◆ Do this ◆
Pictures in the data below are not part of the copy; transcribe everything else exactly.

Stored data entries:
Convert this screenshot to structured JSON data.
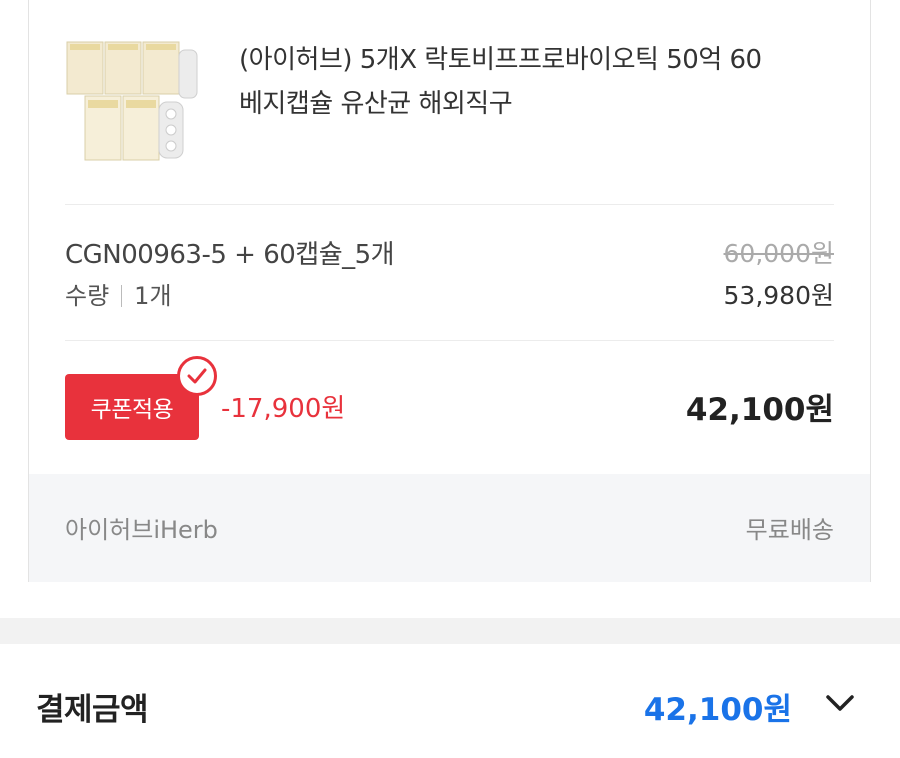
{
  "product": {
    "title_line1": "(아이허브) 5개X 락토비프프로바이오틱 50억 60",
    "title_line2": "베지캡슐 유산균 해외직구",
    "image_icon": "product-thumbnail"
  },
  "option": {
    "name": "CGN00963-5 + 60캡슐_5개",
    "qty_label": "수량",
    "qty_value": "1개",
    "original_price": "60,000원",
    "sale_price": "53,980원"
  },
  "coupon": {
    "button_label": "쿠폰적용",
    "discount": "-17,900원",
    "final_price": "42,100원",
    "color": "#e8323c"
  },
  "footer": {
    "seller": "아이허브iHerb",
    "shipping": "무료배송"
  },
  "payment": {
    "label": "결제금액",
    "amount": "42,100원",
    "accent": "#1a73e8",
    "toggle_icon": "chevron-down-icon"
  }
}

◆ Written response ◆
Convert this screenshot to structured JSON data.
{
  "product": {
    "title_line1": "(아이허브) 5개X 락토비프프로바이오틱 50억 60",
    "title_line2": "베지캡슐 유산균 해외직구",
    "image_icon": "product-thumbnail"
  },
  "option": {
    "name": "CGN00963-5 + 60캡슐_5개",
    "qty_label": "수량",
    "qty_value": "1개",
    "original_price": "60,000원",
    "sale_price": "53,980원"
  },
  "coupon": {
    "button_label": "쿠폰적용",
    "discount": "-17,900원",
    "final_price": "42,100원",
    "color": "#e8323c"
  },
  "footer": {
    "seller": "아이허브iHerb",
    "shipping": "무료배송"
  },
  "payment": {
    "label": "결제금액",
    "amount": "42,100원",
    "accent": "#1a73e8",
    "toggle_icon": "chevron-down-icon"
  }
}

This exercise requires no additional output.